### EXERCISE INSTRUCTIONS:
Extract all of the data and reproduce it precisely.

Figure collection entries
=-=-=

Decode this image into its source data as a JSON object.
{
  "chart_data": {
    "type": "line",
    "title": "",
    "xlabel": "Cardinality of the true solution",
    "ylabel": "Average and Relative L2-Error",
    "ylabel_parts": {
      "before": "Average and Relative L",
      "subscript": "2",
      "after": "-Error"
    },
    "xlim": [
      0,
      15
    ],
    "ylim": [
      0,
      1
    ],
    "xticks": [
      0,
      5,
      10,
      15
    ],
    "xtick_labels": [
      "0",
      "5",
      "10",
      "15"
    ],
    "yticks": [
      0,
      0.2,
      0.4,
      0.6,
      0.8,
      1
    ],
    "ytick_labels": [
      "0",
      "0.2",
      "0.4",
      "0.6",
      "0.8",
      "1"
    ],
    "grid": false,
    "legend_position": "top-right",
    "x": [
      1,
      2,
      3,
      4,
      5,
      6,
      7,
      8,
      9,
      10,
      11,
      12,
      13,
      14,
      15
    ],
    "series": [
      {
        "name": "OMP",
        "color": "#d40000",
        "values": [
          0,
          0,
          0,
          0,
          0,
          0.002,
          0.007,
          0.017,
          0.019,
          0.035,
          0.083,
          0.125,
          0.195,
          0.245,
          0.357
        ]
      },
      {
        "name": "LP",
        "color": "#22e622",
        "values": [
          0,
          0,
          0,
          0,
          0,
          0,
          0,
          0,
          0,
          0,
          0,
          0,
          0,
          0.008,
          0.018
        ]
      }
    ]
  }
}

=-=-=

### RESPONSE:
Decode this image into its source data as a JSON object.
{
  "chart_data": {
    "type": "line",
    "title": "",
    "xlabel": "Cardinality of the true solution",
    "ylabel": "Average and Relative L2-Error",
    "ylabel_parts": {
      "before": "Average and Relative L",
      "subscript": "2",
      "after": "-Error"
    },
    "xlim": [
      0,
      15
    ],
    "ylim": [
      0,
      1
    ],
    "xticks": [
      0,
      5,
      10,
      15
    ],
    "xtick_labels": [
      "0",
      "5",
      "10",
      "15"
    ],
    "yticks": [
      0,
      0.2,
      0.4,
      0.6,
      0.8,
      1
    ],
    "ytick_labels": [
      "0",
      "0.2",
      "0.4",
      "0.6",
      "0.8",
      "1"
    ],
    "grid": false,
    "legend_position": "top-right",
    "x": [
      1,
      2,
      3,
      4,
      5,
      6,
      7,
      8,
      9,
      10,
      11,
      12,
      13,
      14,
      15
    ],
    "series": [
      {
        "name": "OMP",
        "color": "#d40000",
        "values": [
          0,
          0,
          0,
          0,
          0,
          0.002,
          0.007,
          0.017,
          0.019,
          0.035,
          0.083,
          0.125,
          0.195,
          0.245,
          0.357
        ]
      },
      {
        "name": "LP",
        "color": "#22e622",
        "values": [
          0,
          0,
          0,
          0,
          0,
          0,
          0,
          0,
          0,
          0,
          0,
          0,
          0,
          0.008,
          0.018
        ]
      }
    ]
  }
}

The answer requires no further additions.